[EXERCISE PROMPT] The records are to be restated in their entirety, word for word.

# start of AVAILABLE DATA

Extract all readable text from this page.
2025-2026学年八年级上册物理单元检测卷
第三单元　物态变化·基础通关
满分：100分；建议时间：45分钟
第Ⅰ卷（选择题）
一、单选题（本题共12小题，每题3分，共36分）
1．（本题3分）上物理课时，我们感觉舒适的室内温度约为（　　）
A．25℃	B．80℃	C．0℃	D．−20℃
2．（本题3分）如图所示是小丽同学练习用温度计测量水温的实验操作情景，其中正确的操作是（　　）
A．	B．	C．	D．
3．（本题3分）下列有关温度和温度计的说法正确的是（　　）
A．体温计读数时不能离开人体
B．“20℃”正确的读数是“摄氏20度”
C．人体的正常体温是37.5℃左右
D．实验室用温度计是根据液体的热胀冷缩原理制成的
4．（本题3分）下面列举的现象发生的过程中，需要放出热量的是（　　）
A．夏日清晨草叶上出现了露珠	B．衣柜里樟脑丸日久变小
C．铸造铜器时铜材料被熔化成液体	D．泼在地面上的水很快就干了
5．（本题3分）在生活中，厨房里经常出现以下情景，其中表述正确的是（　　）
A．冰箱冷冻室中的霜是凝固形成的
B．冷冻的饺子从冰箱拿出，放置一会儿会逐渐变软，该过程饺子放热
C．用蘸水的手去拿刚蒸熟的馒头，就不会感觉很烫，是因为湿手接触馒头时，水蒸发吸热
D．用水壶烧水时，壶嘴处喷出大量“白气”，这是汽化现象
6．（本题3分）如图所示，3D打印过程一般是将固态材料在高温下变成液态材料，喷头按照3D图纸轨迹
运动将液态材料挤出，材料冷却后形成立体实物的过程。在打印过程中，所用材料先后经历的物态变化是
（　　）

# end of AVAILABLE DATA

[WRITTEN ANSWER]
Extract all readable text from this page.
2025-2026学年八年级上册物理单元检测卷
第三单元　物态变化·基础通关
满分：100分；建议时间：45分钟
第Ⅰ卷（选择题）
一、单选题（本题共12小题，每题3分，共36分）
1．（本题3分）上物理课时，我们感觉舒适的室内温度约为（　　）
A．25℃	B．80℃	C．0℃	D．−20℃
2．（本题3分）如图所示是小丽同学练习用温度计测量水温的实验操作情景，其中正确的操作是（　　）
A．	B．	C．	D．
3．（本题3分）下列有关温度和温度计的说法正确的是（　　）
A．体温计读数时不能离开人体
B．“20℃”正确的读数是“摄氏20度”
C．人体的正常体温是37.5℃左右
D．实验室用温度计是根据液体的热胀冷缩原理制成的
4．（本题3分）下面列举的现象发生的过程中，需要放出热量的是（　　）
A．夏日清晨草叶上出现了露珠	B．衣柜里樟脑丸日久变小
C．铸造铜器时铜材料被熔化成液体	D．泼在地面上的水很快就干了
5．（本题3分）在生活中，厨房里经常出现以下情景，其中表述正确的是（　　）
A．冰箱冷冻室中的霜是凝固形成的
B．冷冻的饺子从冰箱拿出，放置一会儿会逐渐变软，该过程饺子放热
C．用蘸水的手去拿刚蒸熟的馒头，就不会感觉很烫，是因为湿手接触馒头时，水蒸发吸热
D．用水壶烧水时，壶嘴处喷出大量“白气”，这是汽化现象
6．（本题3分）如图所示，3D打印过程一般是将固态材料在高温下变成液态材料，喷头按照3D图纸轨迹
运动将液态材料挤出，材料冷却后形成立体实物的过程。在打印过程中，所用材料先后经历的物态变化是
（　　）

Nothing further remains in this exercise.